The problem>
Can you transcribe every line exactly and leave the pictures behind?

## START

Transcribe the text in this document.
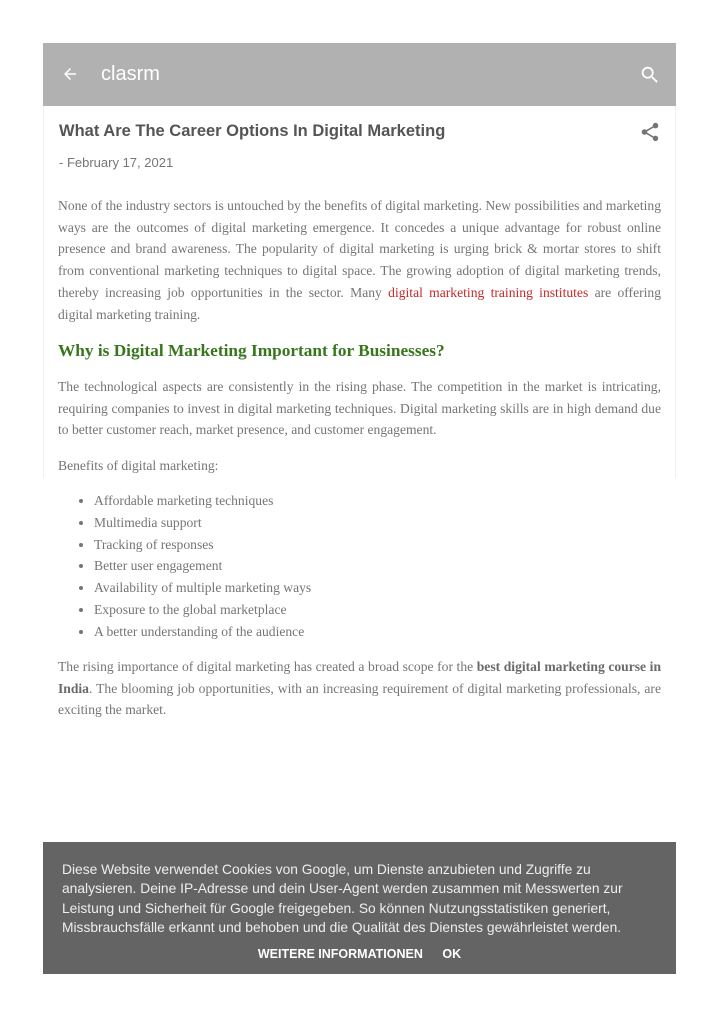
clasrm
What Are The Career Options In Digital Marketing
- February 17, 2021

None of the industry sectors is untouched by the benefits of digital marketing. New possibilities and marketing ways are the outcomes of digital marketing emergence. It concedes a unique advantage for robust online presence and brand awareness. The popularity of digital marketing is urging brick & mortar stores to shift from conventional marketing techniques to digital space. The growing adoption of digital marketing trends, thereby increasing job opportunities in the sector. Many digital marketing training institutes are offering digital marketing training.

Why is Digital Marketing Important for Businesses?

The technological aspects are consistently in the rising phase. The competition in the market is intricating, requiring companies to invest in digital marketing techniques. Digital marketing skills are in high demand due to better customer reach, market presence, and customer engagement.

Benefits of digital marketing:

• Affordable marketing techniques
• Multimedia support
• Tracking of responses
• Better user engagement
• Availability of multiple marketing ways
• Exposure to the global marketplace
• A better understanding of the audience

The rising importance of digital marketing has created a broad scope for the best digital marketing course in India. The blooming job opportunities, with an increasing requirement of digital marketing professionals, are exciting the market.

Diese Website verwendet Cookies von Google, um Dienste anzubieten und Zugriffe zu analysieren. Deine IP-Adresse und dein User-Agent werden zusammen mit Messwerten zur Leistung und Sicherheit für Google freigegeben. So können Nutzungsstatistiken generiert, Missbrauchsfälle erkannt und behoben und die Qualität des Dienstes gewährleistet werden.

WEITERE INFORMATIONEN OK
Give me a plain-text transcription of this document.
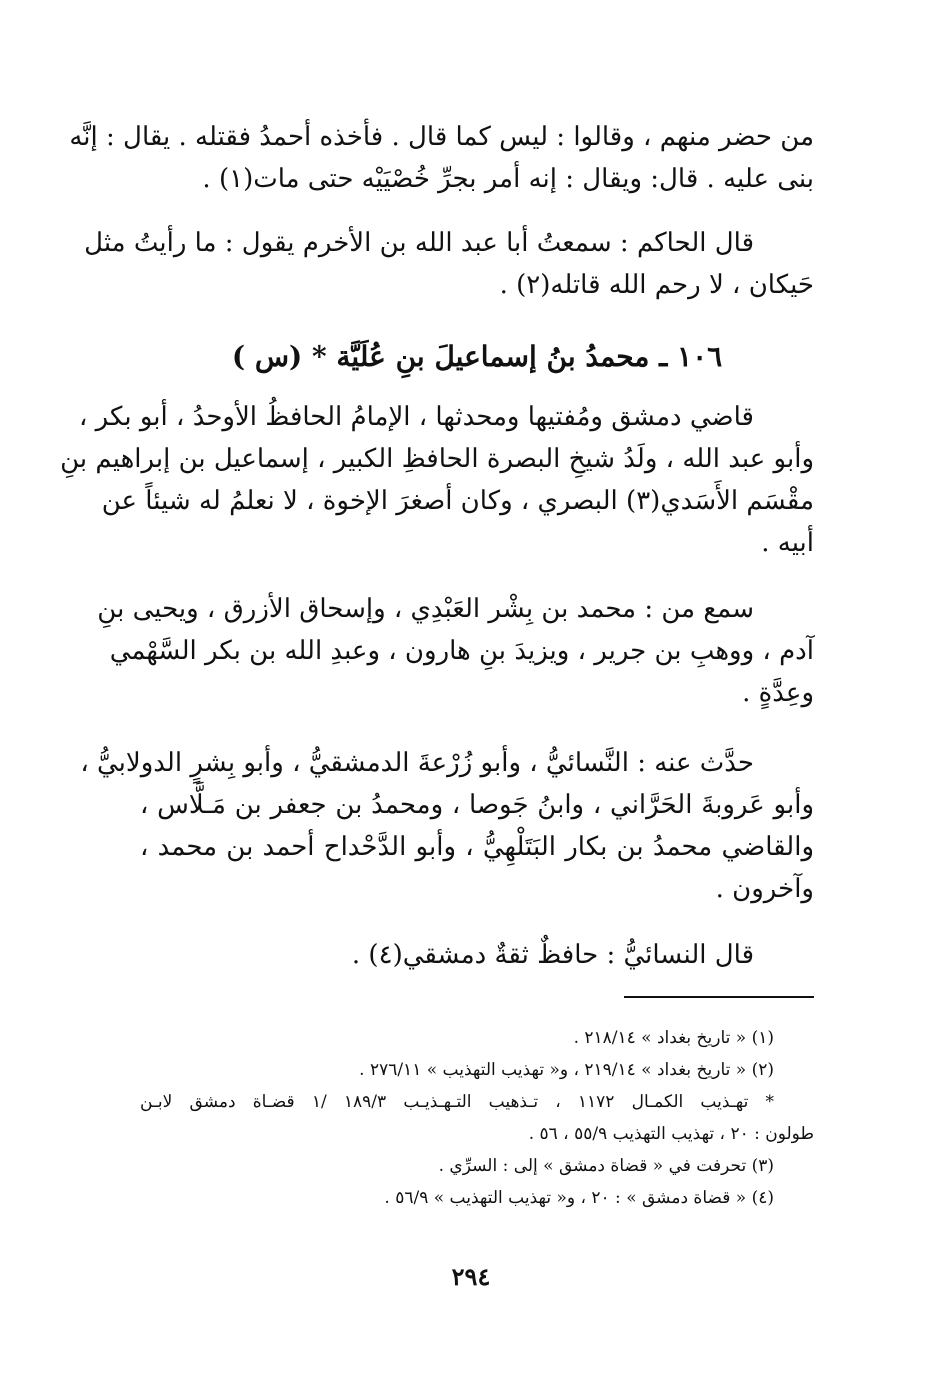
من حضر منهم ، وقالوا : ليس كما قال . فأخذه أحمدُ فقتله . يقال : إنَّه
بنى عليه . قال: ويقال : إنه أمر بجرِّ خُصْيَيْه حتى مات(١) .
قال الحاكم : سمعتُ أبا عبد الله بن الأخرم يقول : ما رأيتُ مثل
حَيكان ، لا رحم الله قاتله(٢) .
١٠٦ ـ محمدُ بنُ إسماعيلَ بنِ عُلَيَّة * (س )
قاضي دمشق ومُفتيها ومحدثها ، الإمامُ الحافظُ الأوحدُ ، أبو بكر ،
وأبو عبد الله ، ولَدُ شيخِ البصرة الحافظِ الكبير ، إسماعيل بن إبراهيم بنِ
مقْسَم الأَسَدي(٣) البصري ، وكان أصغرَ الإخوة ، لا نعلمُ له شيئاً عن
أبيه .
سمع من : محمد بن بِشْر العَبْدِي ، وإسحاق الأزرق ، ويحيى بنِ
آدم ، ووهبِ بن جرير ، ويزيدَ بنِ هارون ، وعبدِ الله بن بكر السَّهْمي
وعِدَّةٍ .
حدَّث عنه : النَّسائيُّ ، وأبو زُرْعةَ الدمشقيُّ ، وأبو بِشرٍ الدولابيُّ ،
وأبو عَروبةَ الحَرَّاني ، وابنُ جَوصا ، ومحمدُ بن جعفر بن مَـلَّاس ،
والقاضي محمدُ بن بكار البَتَلْهِيُّ ، وأبو الدَّحْداح أحمد بن محمد ،
وآخرون .
قال النسائيُّ : حافظٌ ثقةٌ دمشقي(٤) .
(١) « تاريخ بغداد » ٢١٨/١٤ .
(٢) « تاريخ بغداد » ٢١٩/١٤ ، و« تهذيب التهذيب » ٢٧٦/١١ .
* تهـذيب الكمـال ١١٧٢ ، تـذهيب التـهـذيـب ١٨٩/٣ /١ قضـاة دمشق لابـن
طولون : ٢٠ ، تهذيب التهذيب ٥٥/٩ ، ٥٦ .
(٣) تحرفت في « قضاة دمشق » إلى : السرِّي .
(٤) « قضاة دمشق » : ٢٠ ، و« تهذيب التهذيب » ٥٦/٩ .
٢٩٤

## END

Solved exercise>
Transcribe the text in this document.
clasrm
What Are The Career Options In Digital Marketing
- February 17, 2021

None of the industry sectors is untouched by the benefits of digital marketing. New possibilities and marketing ways are the outcomes of digital marketing emergence. It concedes a unique advantage for robust online presence and brand awareness. The popularity of digital marketing is urging brick & mortar stores to shift from conventional marketing techniques to digital space. The growing adoption of digital marketing trends, thereby increasing job opportunities in the sector. Many digital marketing training institutes are offering digital marketing training.

Why is Digital Marketing Important for Businesses?

The technological aspects are consistently in the rising phase. The competition in the market is intricating, requiring companies to invest in digital marketing techniques. Digital marketing skills are in high demand due to better customer reach, market presence, and customer engagement.

Benefits of digital marketing:

• Affordable marketing techniques
• Multimedia support
• Tracking of responses
• Better user engagement
• Availability of multiple marketing ways
• Exposure to the global marketplace
• A better understanding of the audience

The rising importance of digital marketing has created a broad scope for the best digital marketing course in India. The blooming job opportunities, with an increasing requirement of digital marketing professionals, are exciting the market.

Diese Website verwendet Cookies von Google, um Dienste anzubieten und Zugriffe zu analysieren. Deine IP-Adresse und dein User-Agent werden zusammen mit Messwerten zur Leistung und Sicherheit für Google freigegeben. So können Nutzungsstatistiken generiert, Missbrauchsfälle erkannt und behoben und die Qualität des Dienstes gewährleistet werden.

WEITERE INFORMATIONEN OK
Give me a plain-text transcription of this document.
من حضر منهم ، وقالوا : ليس كما قال . فأخذه أحمدُ فقتله . يقال : إنَّه
بنى عليه . قال: ويقال : إنه أمر بجرِّ خُصْيَيْه حتى مات(١) .
قال الحاكم : سمعتُ أبا عبد الله بن الأخرم يقول : ما رأيتُ مثل
حَيكان ، لا رحم الله قاتله(٢) .
١٠٦ ـ محمدُ بنُ إسماعيلَ بنِ عُلَيَّة * (س )
قاضي دمشق ومُفتيها ومحدثها ، الإمامُ الحافظُ الأوحدُ ، أبو بكر ،
وأبو عبد الله ، ولَدُ شيخِ البصرة الحافظِ الكبير ، إسماعيل بن إبراهيم بنِ
مقْسَم الأَسَدي(٣) البصري ، وكان أصغرَ الإخوة ، لا نعلمُ له شيئاً عن
أبيه .
سمع من : محمد بن بِشْر العَبْدِي ، وإسحاق الأزرق ، ويحيى بنِ
آدم ، ووهبِ بن جرير ، ويزيدَ بنِ هارون ، وعبدِ الله بن بكر السَّهْمي
وعِدَّةٍ .
حدَّث عنه : النَّسائيُّ ، وأبو زُرْعةَ الدمشقيُّ ، وأبو بِشرٍ الدولابيُّ ،
وأبو عَروبةَ الحَرَّاني ، وابنُ جَوصا ، ومحمدُ بن جعفر بن مَـلَّاس ،
والقاضي محمدُ بن بكار البَتَلْهِيُّ ، وأبو الدَّحْداح أحمد بن محمد ،
وآخرون .
قال النسائيُّ : حافظٌ ثقةٌ دمشقي(٤) .
(١) « تاريخ بغداد » ٢١٨/١٤ .
(٢) « تاريخ بغداد » ٢١٩/١٤ ، و« تهذيب التهذيب » ٢٧٦/١١ .
* تهـذيب الكمـال ١١٧٢ ، تـذهيب التـهـذيـب ١٨٩/٣ /١ قضـاة دمشق لابـن
طولون : ٢٠ ، تهذيب التهذيب ٥٥/٩ ، ٥٦ .
(٣) تحرفت في « قضاة دمشق » إلى : السرِّي .
(٤) « قضاة دمشق » : ٢٠ ، و« تهذيب التهذيب » ٥٦/٩ .
٢٩٤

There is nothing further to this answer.